Items in a dataset:
[Begin]

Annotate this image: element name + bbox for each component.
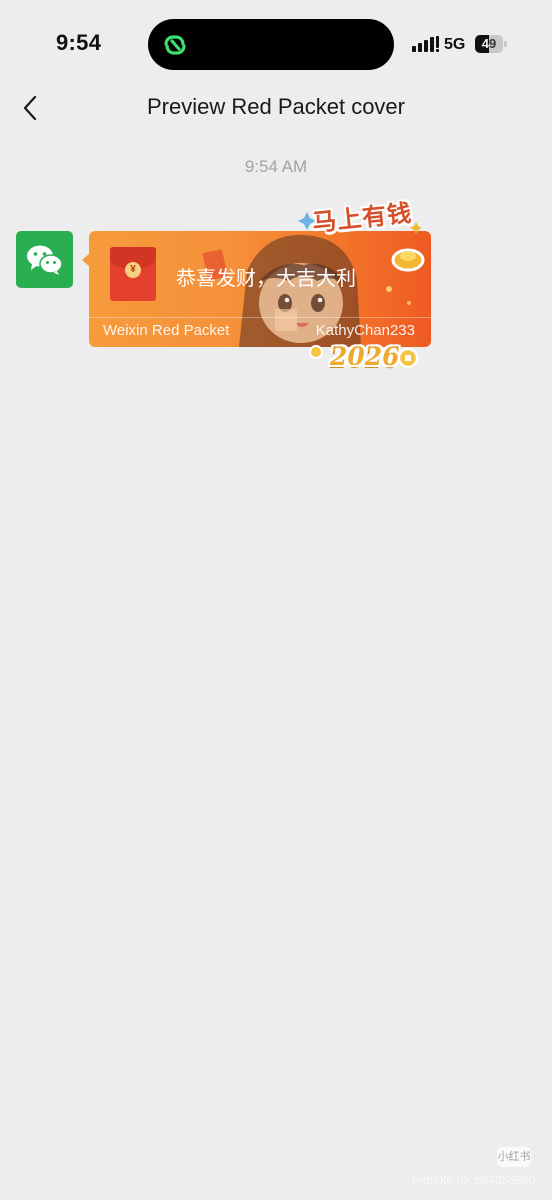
page-title: Preview Red Packet cover [147,94,405,119]
watermark-badge: 小红书 [497,1147,531,1167]
network-type: 5G [444,36,466,53]
link-activity-icon [164,35,186,55]
packet-divider [89,317,431,318]
dynamic-island [148,19,394,70]
wechat-icon [27,245,63,275]
battery-percent: 49 [481,36,497,51]
packet-sender: KathyChan233 [315,322,415,339]
red-packet-message[interactable]: ¥ 恭喜发财，大吉大利 Weixin Red Packet KathyChan2… [89,231,431,347]
watermark-text: rednote ID: 564358880 [412,1173,535,1187]
avatar[interactable] [16,231,73,288]
sticker-year: 2026 [330,342,400,371]
status-bar: 9:54 5G 49 [0,0,552,90]
battery-icon: 49 [475,35,507,53]
packet-greeting: 恭喜发财，大吉大利 [176,266,356,290]
packet-label: Weixin Red Packet [103,322,230,339]
message-timestamp: 9:54 AM [244,157,308,176]
red-envelope-icon: ¥ [110,247,156,301]
status-time: 9:54 [56,30,102,55]
cellular-signal-icon [412,36,439,52]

[End]

### DESCRIPTION OF THE TASK
Repeat every line of the items above word for word, but leave out the picture.

### REPLY
Annotate this image: element name + bbox for each component.
page-title: Preview Red Packet cover [147,94,405,119]
watermark-badge: 小红书 [497,1147,531,1167]
network-type: 5G [444,36,466,53]
link-activity-icon [164,35,186,55]
packet-divider [89,317,431,318]
dynamic-island [148,19,394,70]
wechat-icon [27,245,63,275]
battery-percent: 49 [481,36,497,51]
packet-sender: KathyChan233 [315,322,415,339]
red-packet-message[interactable]: ¥ 恭喜发财，大吉大利 Weixin Red Packet KathyChan2… [89,231,431,347]
watermark-text: rednote ID: 564358880 [412,1173,535,1187]
avatar[interactable] [16,231,73,288]
sticker-year: 2026 [330,342,400,371]
status-bar: 9:54 5G 49 [0,0,552,90]
battery-icon: 49 [475,35,507,53]
packet-greeting: 恭喜发财，大吉大利 [176,266,356,290]
packet-label: Weixin Red Packet [103,322,230,339]
message-timestamp: 9:54 AM [244,157,308,176]
red-envelope-icon: ¥ [110,247,156,301]
status-time: 9:54 [56,30,102,55]
cellular-signal-icon [412,36,439,52]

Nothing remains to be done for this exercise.